[Recorded data]
──────
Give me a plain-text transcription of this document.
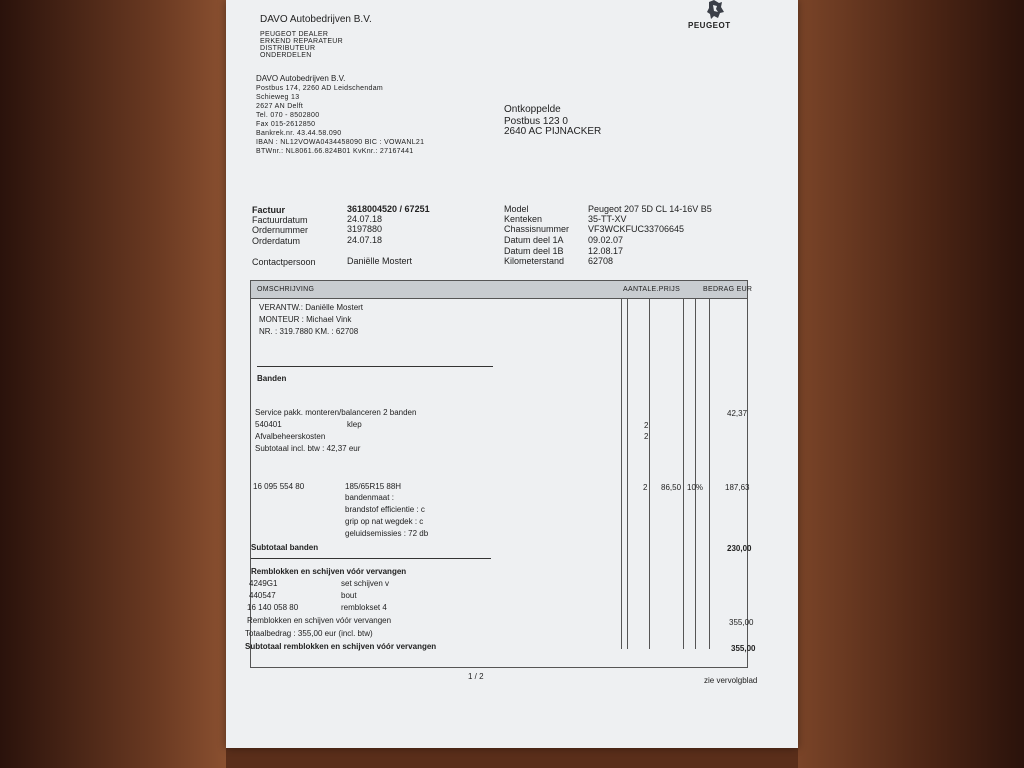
DAVO Autobedrijven B.V.
PEUGEOT DEALER
ERKEND REPARATEUR
DISTRIBUTEUR
ONDERDELEN
PEUGEOT
DAVO Autobedrijven B.V.
Postbus 174, 2260 AD Leidschendam
Schieweg 13
2627 AN Delft
Tel. 070 - 8502800
Fax 015-2612850
Bankrek.nr. 43.44.58.090
IBAN : NL12VOWA0434458090 BIC : VOWANL21
BTWnr.: NL8061.66.824B01 KvKnr.: 27167441
Ontkoppelde
Postbus 123 0
2640 AC PIJNACKER
Factuur	3618004520 / 67251
Factuurdatum	24.07.18
Ordernummer	3197880
Orderdatum	24.07.18
Contactpersoon	Daniëlle Mostert
Model	Peugeot 207 5D CL 14-16V B5
Kenteken	35-TT-XV
Chassisnummer VF3WCKFUC33706645
Datum deel 1A	09.02.07
Datum deel 1B	12.08.17
Kilometerstand	62708
OMSCHRIJVING	AANTALE.PRIJS	BEDRAG EUR
VERANTW.: Daniëlle Mostert
MONTEUR : Michael Vink
NR. : 319.7880 KM. : 62708
Banden
Service pakk. monteren/balanceren 2 banden	42,37
540401	klep	2
Afvalbeheerskosten	2
Subtotaal incl. btw : 42,37 eur
16 095 554 80	185/65R15 88H	2 86,50 10%	187,63
bandenmaat :
brandstof efficientie : c
grip op nat wegdek : c
geluidsemissies : 72 db
Subtotaal banden	230,00
Remblokken en schijven vóór vervangen
4249G1	set schijven v
440547	bout
16 140 058 80	remblokset 4
Remblokken en schijven vóór vervangen	355,00
Totaalbedrag : 355,00 eur (incl. btw)
Subtotaal remblokken en schijven vóór vervangen	355,00
1 / 2	zie vervolgblad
──────
= WHAT THE EXERCISE ASKS =
Take every line from the records above that has the word "Subtotaal" and copy it.

= ANSWER TO THE PROBLEM =
Subtotaal incl. btw : 42,37 eur
Subtotaal banden	230,00
Subtotaal remblokken en schijven vóór vervangen	355,00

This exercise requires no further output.